Exercise prompt:
Copy the full set of lines exactly as given.

Dataset rows about figures
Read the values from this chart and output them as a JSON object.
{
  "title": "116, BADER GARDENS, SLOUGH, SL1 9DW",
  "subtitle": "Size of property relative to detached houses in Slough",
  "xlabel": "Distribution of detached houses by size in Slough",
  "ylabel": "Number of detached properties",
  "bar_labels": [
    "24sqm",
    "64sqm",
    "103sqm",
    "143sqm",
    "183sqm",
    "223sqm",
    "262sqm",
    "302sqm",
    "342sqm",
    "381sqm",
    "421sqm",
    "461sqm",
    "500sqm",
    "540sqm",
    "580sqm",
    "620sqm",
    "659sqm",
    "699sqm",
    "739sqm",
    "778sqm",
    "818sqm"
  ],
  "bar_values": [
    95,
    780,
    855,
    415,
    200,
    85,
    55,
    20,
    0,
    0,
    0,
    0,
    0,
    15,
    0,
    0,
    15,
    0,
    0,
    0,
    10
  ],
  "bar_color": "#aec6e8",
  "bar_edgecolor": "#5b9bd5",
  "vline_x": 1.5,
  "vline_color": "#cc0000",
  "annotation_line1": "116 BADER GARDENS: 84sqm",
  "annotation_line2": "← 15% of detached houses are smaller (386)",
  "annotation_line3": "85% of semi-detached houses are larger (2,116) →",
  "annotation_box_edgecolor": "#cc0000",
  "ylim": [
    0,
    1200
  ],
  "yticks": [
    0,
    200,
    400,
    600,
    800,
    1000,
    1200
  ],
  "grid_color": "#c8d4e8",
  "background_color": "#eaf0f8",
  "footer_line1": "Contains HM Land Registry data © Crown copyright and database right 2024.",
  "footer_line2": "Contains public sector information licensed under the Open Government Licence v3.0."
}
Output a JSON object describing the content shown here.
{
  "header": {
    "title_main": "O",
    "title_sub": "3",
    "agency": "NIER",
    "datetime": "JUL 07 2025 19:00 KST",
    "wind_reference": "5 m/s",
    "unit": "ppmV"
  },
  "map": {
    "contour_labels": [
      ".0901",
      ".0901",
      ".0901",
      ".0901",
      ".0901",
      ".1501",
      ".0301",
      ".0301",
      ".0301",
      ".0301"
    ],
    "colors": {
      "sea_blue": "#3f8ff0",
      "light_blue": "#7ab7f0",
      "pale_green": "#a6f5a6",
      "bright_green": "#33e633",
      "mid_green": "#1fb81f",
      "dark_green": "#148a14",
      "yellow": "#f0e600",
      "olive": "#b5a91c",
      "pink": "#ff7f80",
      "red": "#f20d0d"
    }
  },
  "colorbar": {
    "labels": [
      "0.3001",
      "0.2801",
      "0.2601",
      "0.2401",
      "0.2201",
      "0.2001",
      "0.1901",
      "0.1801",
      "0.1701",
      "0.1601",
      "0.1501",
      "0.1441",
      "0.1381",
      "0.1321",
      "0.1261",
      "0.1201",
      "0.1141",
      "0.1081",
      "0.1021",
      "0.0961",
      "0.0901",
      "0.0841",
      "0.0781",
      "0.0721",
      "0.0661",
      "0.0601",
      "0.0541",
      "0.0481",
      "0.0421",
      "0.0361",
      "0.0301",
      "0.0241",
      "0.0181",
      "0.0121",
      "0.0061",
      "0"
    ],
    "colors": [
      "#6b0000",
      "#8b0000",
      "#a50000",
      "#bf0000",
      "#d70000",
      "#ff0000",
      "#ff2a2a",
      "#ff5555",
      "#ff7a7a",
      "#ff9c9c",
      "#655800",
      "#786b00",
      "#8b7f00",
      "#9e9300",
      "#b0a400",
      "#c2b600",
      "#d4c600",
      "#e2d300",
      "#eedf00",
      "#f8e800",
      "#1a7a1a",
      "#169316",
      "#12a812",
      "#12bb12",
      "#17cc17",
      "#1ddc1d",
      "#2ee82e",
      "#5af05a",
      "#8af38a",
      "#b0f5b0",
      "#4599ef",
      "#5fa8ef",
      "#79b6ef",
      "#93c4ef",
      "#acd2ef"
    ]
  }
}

Result of the task:
Read the values from this chart and output them as a JSON object.
{
  "title": "116, BADER GARDENS, SLOUGH, SL1 9DW",
  "subtitle": "Size of property relative to detached houses in Slough",
  "xlabel": "Distribution of detached houses by size in Slough",
  "ylabel": "Number of detached properties",
  "bar_labels": [
    "24sqm",
    "64sqm",
    "103sqm",
    "143sqm",
    "183sqm",
    "223sqm",
    "262sqm",
    "302sqm",
    "342sqm",
    "381sqm",
    "421sqm",
    "461sqm",
    "500sqm",
    "540sqm",
    "580sqm",
    "620sqm",
    "659sqm",
    "699sqm",
    "739sqm",
    "778sqm",
    "818sqm"
  ],
  "bar_values": [
    95,
    780,
    855,
    415,
    200,
    85,
    55,
    20,
    0,
    0,
    0,
    0,
    0,
    15,
    0,
    0,
    15,
    0,
    0,
    0,
    10
  ],
  "bar_color": "#aec6e8",
  "bar_edgecolor": "#5b9bd5",
  "vline_x": 1.5,
  "vline_color": "#cc0000",
  "annotation_line1": "116 BADER GARDENS: 84sqm",
  "annotation_line2": "← 15% of detached houses are smaller (386)",
  "annotation_line3": "85% of semi-detached houses are larger (2,116) →",
  "annotation_box_edgecolor": "#cc0000",
  "ylim": [
    0,
    1200
  ],
  "yticks": [
    0,
    200,
    400,
    600,
    800,
    1000,
    1200
  ],
  "grid_color": "#c8d4e8",
  "background_color": "#eaf0f8",
  "footer_line1": "Contains HM Land Registry data © Crown copyright and database right 2024.",
  "footer_line2": "Contains public sector information licensed under the Open Government Licence v3.0."
}
Output a JSON object describing the content shown here.
{
  "header": {
    "title_main": "O",
    "title_sub": "3",
    "agency": "NIER",
    "datetime": "JUL 07 2025 19:00 KST",
    "wind_reference": "5 m/s",
    "unit": "ppmV"
  },
  "map": {
    "contour_labels": [
      ".0901",
      ".0901",
      ".0901",
      ".0901",
      ".0901",
      ".1501",
      ".0301",
      ".0301",
      ".0301",
      ".0301"
    ],
    "colors": {
      "sea_blue": "#3f8ff0",
      "light_blue": "#7ab7f0",
      "pale_green": "#a6f5a6",
      "bright_green": "#33e633",
      "mid_green": "#1fb81f",
      "dark_green": "#148a14",
      "yellow": "#f0e600",
      "olive": "#b5a91c",
      "pink": "#ff7f80",
      "red": "#f20d0d"
    }
  },
  "colorbar": {
    "labels": [
      "0.3001",
      "0.2801",
      "0.2601",
      "0.2401",
      "0.2201",
      "0.2001",
      "0.1901",
      "0.1801",
      "0.1701",
      "0.1601",
      "0.1501",
      "0.1441",
      "0.1381",
      "0.1321",
      "0.1261",
      "0.1201",
      "0.1141",
      "0.1081",
      "0.1021",
      "0.0961",
      "0.0901",
      "0.0841",
      "0.0781",
      "0.0721",
      "0.0661",
      "0.0601",
      "0.0541",
      "0.0481",
      "0.0421",
      "0.0361",
      "0.0301",
      "0.0241",
      "0.0181",
      "0.0121",
      "0.0061",
      "0"
    ],
    "colors": [
      "#6b0000",
      "#8b0000",
      "#a50000",
      "#bf0000",
      "#d70000",
      "#ff0000",
      "#ff2a2a",
      "#ff5555",
      "#ff7a7a",
      "#ff9c9c",
      "#655800",
      "#786b00",
      "#8b7f00",
      "#9e9300",
      "#b0a400",
      "#c2b600",
      "#d4c600",
      "#e2d300",
      "#eedf00",
      "#f8e800",
      "#1a7a1a",
      "#169316",
      "#12a812",
      "#12bb12",
      "#17cc17",
      "#1ddc1d",
      "#2ee82e",
      "#5af05a",
      "#8af38a",
      "#b0f5b0",
      "#4599ef",
      "#5fa8ef",
      "#79b6ef",
      "#93c4ef",
      "#acd2ef"
    ]
  }
}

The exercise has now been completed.